Challenge
Answer with the number of lines in the listing below that contain the word "this", and nothing else.

*** Supplied information ***

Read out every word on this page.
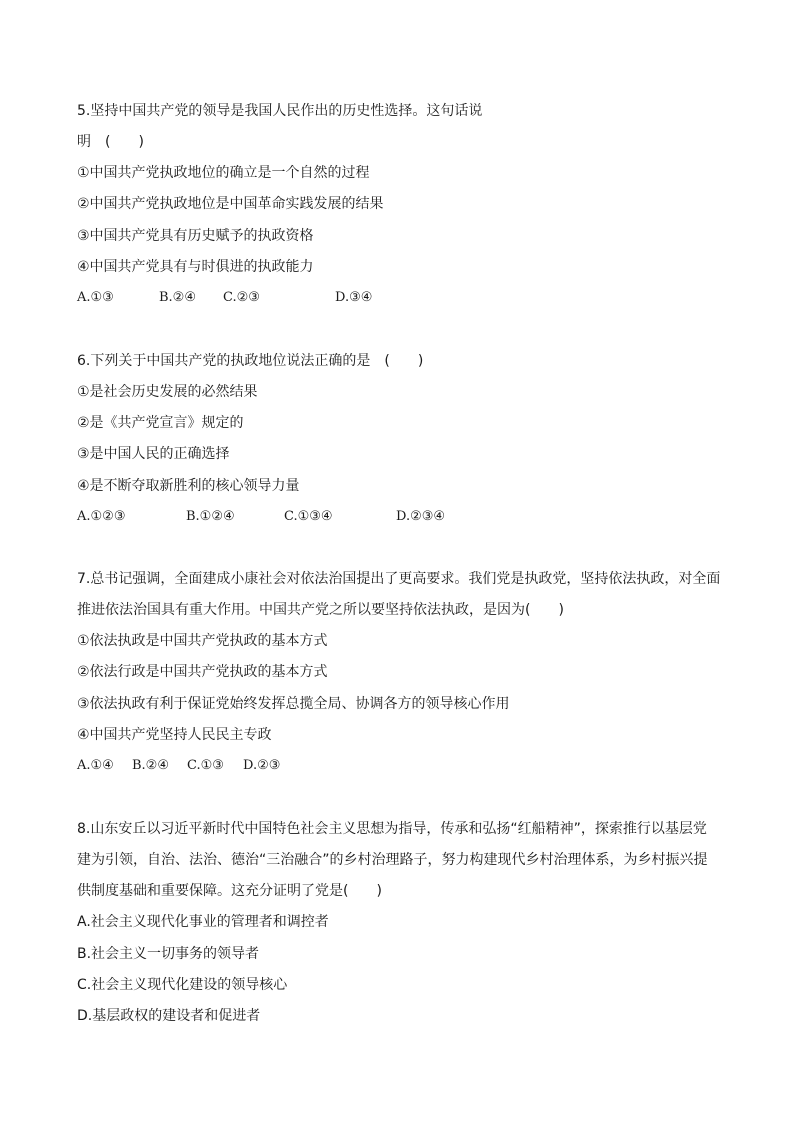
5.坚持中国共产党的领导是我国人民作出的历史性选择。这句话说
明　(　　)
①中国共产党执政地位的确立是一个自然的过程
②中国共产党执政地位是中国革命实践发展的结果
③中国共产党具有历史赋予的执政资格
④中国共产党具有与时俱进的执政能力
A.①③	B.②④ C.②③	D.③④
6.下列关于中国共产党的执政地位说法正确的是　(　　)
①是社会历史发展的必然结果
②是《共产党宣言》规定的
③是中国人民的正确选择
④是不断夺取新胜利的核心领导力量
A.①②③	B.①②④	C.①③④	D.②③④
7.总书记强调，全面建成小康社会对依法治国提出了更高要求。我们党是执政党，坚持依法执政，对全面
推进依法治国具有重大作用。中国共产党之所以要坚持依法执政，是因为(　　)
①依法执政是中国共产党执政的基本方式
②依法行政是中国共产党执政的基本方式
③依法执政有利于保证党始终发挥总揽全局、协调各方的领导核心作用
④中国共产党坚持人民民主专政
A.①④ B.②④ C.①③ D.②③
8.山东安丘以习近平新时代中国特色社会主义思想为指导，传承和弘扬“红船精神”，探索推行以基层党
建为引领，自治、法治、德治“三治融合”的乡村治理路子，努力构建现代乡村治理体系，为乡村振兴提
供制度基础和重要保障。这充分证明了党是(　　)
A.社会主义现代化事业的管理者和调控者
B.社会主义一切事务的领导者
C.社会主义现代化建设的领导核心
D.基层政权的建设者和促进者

***
*** Supplied information ***

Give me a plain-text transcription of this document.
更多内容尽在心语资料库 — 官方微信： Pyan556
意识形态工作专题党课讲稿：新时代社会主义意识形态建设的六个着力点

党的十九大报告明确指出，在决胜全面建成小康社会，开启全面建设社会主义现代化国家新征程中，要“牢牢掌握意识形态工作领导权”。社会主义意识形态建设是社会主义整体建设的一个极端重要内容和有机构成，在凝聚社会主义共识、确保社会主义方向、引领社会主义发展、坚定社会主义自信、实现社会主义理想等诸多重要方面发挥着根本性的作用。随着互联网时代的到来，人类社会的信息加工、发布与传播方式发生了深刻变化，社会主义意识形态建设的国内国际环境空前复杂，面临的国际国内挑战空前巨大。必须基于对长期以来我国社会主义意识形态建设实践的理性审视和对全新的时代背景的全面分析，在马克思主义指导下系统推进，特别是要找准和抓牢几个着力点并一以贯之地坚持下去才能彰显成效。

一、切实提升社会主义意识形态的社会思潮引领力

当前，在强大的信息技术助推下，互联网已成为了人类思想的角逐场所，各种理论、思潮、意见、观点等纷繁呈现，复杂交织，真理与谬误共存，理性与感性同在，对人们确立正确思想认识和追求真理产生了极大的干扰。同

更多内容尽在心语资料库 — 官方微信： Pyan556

***

Task output
2